**Directive**
Tally how many lines include "sing". The number is the whole answer.

**Data provided**
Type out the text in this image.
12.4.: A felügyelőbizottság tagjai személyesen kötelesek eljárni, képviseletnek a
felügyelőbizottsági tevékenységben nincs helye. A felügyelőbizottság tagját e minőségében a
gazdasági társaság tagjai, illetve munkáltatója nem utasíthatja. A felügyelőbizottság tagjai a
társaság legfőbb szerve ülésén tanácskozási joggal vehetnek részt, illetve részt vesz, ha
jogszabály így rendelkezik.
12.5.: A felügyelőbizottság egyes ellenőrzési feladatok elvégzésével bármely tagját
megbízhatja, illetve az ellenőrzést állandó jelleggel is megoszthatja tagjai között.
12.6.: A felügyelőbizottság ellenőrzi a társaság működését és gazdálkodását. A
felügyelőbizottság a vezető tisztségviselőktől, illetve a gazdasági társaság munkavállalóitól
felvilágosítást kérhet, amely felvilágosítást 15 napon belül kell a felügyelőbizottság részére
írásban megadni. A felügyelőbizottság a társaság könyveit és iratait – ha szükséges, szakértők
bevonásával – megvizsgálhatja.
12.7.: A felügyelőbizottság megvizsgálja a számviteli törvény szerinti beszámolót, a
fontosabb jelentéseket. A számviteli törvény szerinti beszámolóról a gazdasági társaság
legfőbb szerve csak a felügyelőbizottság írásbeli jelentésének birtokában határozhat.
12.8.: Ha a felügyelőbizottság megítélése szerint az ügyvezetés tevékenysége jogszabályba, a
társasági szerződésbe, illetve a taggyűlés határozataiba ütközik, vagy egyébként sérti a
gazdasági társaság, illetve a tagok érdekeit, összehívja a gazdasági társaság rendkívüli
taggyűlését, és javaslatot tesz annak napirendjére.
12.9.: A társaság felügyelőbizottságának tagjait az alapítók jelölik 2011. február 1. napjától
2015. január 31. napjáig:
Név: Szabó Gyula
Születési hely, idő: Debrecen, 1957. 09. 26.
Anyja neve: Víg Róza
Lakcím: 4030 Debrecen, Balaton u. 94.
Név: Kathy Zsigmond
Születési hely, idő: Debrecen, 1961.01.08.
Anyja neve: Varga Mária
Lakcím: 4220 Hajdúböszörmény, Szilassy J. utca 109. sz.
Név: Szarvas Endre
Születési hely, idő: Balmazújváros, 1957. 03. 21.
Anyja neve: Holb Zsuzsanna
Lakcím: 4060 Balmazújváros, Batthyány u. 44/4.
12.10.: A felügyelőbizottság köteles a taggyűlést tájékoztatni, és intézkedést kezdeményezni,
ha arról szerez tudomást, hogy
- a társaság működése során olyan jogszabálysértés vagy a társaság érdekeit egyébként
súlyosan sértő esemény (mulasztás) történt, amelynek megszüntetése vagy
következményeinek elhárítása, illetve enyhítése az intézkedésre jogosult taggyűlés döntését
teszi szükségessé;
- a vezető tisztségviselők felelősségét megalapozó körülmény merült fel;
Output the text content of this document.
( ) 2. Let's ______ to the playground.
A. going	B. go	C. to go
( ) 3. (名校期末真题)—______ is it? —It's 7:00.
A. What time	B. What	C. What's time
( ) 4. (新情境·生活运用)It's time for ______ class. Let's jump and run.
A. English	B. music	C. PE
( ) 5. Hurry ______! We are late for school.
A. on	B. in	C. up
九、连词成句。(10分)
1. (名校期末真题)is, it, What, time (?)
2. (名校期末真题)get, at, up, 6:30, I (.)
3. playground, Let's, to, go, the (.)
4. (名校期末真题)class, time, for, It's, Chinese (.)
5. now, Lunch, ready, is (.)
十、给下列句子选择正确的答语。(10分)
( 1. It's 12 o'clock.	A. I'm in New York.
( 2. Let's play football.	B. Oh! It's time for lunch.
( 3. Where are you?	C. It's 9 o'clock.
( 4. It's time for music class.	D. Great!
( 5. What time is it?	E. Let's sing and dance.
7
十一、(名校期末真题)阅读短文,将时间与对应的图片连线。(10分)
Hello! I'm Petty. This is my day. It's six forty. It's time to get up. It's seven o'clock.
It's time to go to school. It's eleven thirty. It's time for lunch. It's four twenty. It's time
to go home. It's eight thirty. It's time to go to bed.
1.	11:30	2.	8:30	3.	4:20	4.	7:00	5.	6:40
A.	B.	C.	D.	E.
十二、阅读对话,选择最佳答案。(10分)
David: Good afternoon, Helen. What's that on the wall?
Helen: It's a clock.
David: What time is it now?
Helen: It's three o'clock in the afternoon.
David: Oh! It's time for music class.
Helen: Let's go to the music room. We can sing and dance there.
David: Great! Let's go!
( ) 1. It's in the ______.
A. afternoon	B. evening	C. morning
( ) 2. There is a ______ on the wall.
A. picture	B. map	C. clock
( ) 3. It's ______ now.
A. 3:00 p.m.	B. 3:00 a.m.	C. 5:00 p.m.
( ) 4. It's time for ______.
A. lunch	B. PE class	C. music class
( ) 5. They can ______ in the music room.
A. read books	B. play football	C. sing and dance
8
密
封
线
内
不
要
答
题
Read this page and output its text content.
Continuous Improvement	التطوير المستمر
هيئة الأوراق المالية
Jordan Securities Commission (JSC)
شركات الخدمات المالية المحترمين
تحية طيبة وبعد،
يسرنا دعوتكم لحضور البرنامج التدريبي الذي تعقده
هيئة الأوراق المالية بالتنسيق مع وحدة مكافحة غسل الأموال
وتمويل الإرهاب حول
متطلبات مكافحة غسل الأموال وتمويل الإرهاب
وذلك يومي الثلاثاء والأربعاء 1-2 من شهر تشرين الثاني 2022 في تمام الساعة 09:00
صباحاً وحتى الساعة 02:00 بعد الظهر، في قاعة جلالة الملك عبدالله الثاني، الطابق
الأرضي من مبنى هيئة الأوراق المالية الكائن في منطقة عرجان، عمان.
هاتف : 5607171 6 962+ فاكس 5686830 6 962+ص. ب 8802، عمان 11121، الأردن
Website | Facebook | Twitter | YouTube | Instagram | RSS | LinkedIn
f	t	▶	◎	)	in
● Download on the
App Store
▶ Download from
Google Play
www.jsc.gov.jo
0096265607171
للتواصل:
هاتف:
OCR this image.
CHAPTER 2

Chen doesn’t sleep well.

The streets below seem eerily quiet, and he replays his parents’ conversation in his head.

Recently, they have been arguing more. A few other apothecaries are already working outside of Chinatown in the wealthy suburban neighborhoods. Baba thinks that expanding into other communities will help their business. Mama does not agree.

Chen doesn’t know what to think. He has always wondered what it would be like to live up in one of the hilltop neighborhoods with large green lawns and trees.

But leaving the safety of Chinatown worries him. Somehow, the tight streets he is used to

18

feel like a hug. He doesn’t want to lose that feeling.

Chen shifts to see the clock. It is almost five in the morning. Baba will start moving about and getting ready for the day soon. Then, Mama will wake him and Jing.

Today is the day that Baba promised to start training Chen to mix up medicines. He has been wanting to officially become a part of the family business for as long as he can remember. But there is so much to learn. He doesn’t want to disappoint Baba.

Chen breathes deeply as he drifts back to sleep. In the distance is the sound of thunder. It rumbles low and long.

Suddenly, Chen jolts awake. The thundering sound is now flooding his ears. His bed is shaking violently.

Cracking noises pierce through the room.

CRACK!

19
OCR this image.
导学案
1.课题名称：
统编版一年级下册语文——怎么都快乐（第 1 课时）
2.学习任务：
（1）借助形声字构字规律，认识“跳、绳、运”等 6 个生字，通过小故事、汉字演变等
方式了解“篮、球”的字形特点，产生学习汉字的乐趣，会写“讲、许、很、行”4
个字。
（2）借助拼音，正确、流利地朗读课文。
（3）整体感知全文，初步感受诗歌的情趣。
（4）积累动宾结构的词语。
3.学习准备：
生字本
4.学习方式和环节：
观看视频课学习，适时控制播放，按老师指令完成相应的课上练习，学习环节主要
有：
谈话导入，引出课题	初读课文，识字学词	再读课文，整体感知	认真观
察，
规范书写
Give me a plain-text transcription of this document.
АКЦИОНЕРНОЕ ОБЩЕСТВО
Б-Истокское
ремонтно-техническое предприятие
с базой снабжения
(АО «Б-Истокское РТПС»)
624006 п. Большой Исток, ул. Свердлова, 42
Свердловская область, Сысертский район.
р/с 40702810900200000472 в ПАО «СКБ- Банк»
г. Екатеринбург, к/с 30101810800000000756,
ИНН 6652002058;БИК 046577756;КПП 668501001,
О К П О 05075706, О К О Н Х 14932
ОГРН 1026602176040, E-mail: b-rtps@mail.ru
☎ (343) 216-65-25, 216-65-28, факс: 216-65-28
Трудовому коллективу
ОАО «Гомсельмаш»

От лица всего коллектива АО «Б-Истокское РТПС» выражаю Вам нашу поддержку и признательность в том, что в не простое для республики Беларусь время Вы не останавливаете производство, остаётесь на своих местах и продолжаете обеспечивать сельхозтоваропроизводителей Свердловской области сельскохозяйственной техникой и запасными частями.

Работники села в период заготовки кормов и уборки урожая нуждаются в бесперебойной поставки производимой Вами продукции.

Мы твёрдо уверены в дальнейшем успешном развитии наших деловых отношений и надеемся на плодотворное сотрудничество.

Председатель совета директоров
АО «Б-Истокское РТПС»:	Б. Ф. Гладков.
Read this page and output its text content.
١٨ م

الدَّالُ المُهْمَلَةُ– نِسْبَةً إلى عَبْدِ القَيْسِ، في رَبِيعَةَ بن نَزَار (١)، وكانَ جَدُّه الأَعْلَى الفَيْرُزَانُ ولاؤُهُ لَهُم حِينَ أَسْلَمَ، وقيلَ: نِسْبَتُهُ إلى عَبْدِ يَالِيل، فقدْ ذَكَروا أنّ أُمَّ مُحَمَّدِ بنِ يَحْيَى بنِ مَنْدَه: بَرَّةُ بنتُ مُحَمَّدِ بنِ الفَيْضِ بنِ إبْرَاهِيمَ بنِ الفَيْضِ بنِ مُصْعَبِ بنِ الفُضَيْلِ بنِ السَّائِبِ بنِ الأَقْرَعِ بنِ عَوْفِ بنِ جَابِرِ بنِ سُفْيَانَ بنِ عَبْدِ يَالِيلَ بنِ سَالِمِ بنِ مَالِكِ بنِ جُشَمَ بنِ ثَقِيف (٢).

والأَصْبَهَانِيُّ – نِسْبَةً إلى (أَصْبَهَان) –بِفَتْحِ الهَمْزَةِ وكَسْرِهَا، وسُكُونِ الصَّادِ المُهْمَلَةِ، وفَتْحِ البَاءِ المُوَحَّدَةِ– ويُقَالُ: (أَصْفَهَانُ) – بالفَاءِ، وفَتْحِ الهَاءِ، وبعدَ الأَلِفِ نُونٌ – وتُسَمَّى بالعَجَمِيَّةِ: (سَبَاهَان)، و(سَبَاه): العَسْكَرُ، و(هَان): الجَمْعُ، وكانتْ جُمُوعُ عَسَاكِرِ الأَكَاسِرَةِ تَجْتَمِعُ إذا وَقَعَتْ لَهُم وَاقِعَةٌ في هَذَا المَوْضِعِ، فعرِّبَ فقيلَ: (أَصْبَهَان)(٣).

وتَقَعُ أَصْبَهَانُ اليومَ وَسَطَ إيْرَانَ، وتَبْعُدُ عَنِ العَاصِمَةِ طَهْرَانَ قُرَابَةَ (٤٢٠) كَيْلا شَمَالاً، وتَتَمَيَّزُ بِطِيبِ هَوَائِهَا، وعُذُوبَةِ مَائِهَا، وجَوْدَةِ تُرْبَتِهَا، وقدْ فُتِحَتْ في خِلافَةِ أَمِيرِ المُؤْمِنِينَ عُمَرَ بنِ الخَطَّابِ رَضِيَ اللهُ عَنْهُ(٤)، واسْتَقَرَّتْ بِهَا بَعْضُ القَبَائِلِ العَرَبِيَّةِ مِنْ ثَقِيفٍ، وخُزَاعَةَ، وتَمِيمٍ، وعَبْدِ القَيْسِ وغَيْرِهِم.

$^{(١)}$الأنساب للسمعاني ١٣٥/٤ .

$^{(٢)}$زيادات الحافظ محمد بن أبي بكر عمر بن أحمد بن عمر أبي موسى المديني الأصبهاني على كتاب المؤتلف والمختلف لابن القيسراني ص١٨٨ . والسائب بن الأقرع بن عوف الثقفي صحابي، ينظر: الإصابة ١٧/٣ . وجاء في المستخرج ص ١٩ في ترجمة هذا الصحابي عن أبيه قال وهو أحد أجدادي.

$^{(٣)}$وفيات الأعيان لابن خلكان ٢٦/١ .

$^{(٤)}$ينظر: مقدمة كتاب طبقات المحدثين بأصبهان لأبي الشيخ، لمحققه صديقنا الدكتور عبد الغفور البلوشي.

**Task output**
3